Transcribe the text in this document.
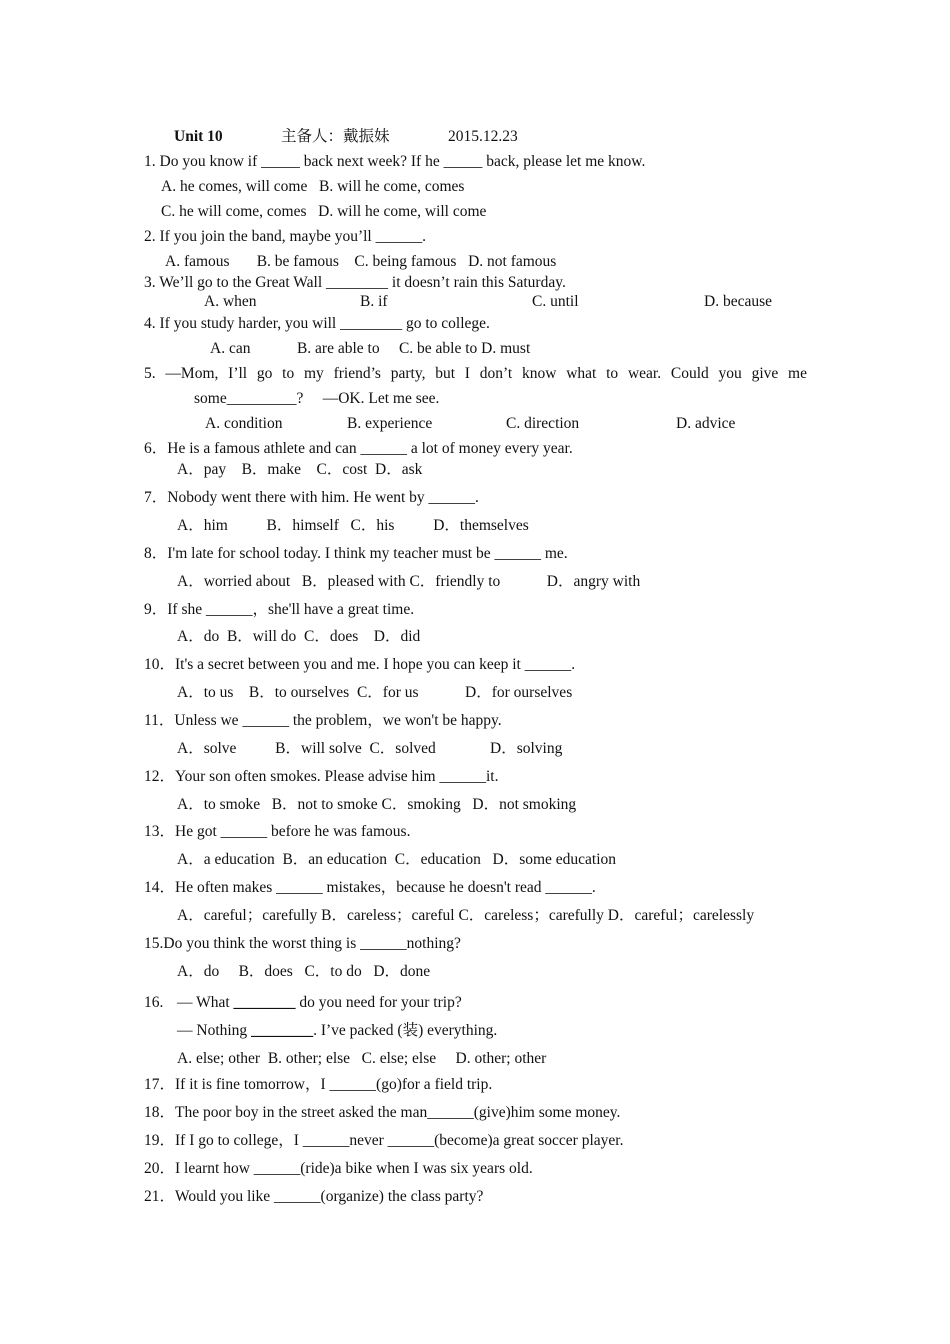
Unit 10	主备人：戴振妹	2015.12.23
1. Do you know if _____ back next week? If he _____ back, please let me know.
A. he comes, will come   B. will he come, comes
C. he will come, comes   D. will he come, will come
2. If you join the band, maybe you’ll ______.
A. famous       B. be famous    C. being famous   D. not famous
3. We’ll go to the Great Wall ________ it doesn’t rain this Saturday.
A. when	B. if	C. until	D. because
4. If you study harder, you will ________ go to college.
A. can            B. are able to     C. be able to D. must
5. —Mom, I’ll go to my friend’s party, but I don’t know what to wear. Could you give me
some_________?     —OK. Let me see.
A. condition	B. experience	C. direction	D. advice
6．He is a famous athlete and can ______ a lot of money every year.
A．pay    B．make    C．cost  D．ask
7．Nobody went there with him. He went by ______.
A．him          B．himself   C．his          D．themselves
8．I'm late for school today. I think my teacher must be ______ me.
A．worried about   B．pleased with C．friendly to            D．angry with
9．If she ______，she'll have a great time.
A．do  B．will do  C．does    D．did
10．It's a secret between you and me. I hope you can keep it ______.
A．to us    B．to ourselves  C．for us            D．for ourselves
11．Unless we ______ the problem，we won't be happy.
A．solve          B．will solve  C．solved              D．solving
12．Your son often smokes. Please advise him ______it.
A．to smoke   B．not to smoke C．smoking   D．not smoking
13．He got ______ before he was famous.
A．a education  B．an education  C．education   D．some education
14．He often makes ______ mistakes，because he doesn't read ______.
A．careful；carefully B．careless；careful C．careless；carefully D．careful；carelessly
15.Do you think the worst thing is ______nothing?
A．do     B．does   C．to do   D．done
16. — What ________ do you need for your trip?
— Nothing ________. I’ve packed (装) everything.
A. else; other  B. other; else   C. else; else     D. other; other
17．If it is fine tomorrow，I ______(go)for a field trip.
18．The poor boy in the street asked the man______(give)him some money.
19．If I go to college，I ______never ______(become)a great soccer player.
20．I learnt how ______(ride)a bike when I was six years old.
21．Would you like ______(organize) the class party?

### WORK TO COMPLETE
Write out each line of the data that holds the string "will".

### RESULT OF THE TASK
A. he comes, will come   B. will he come, comes
C. he will come, comes   D. will he come, will come
4. If you study harder, you will ________ go to college.
A．do  B．will do  C．does    D．did
A．solve          B．will solve  C．solved              D．solving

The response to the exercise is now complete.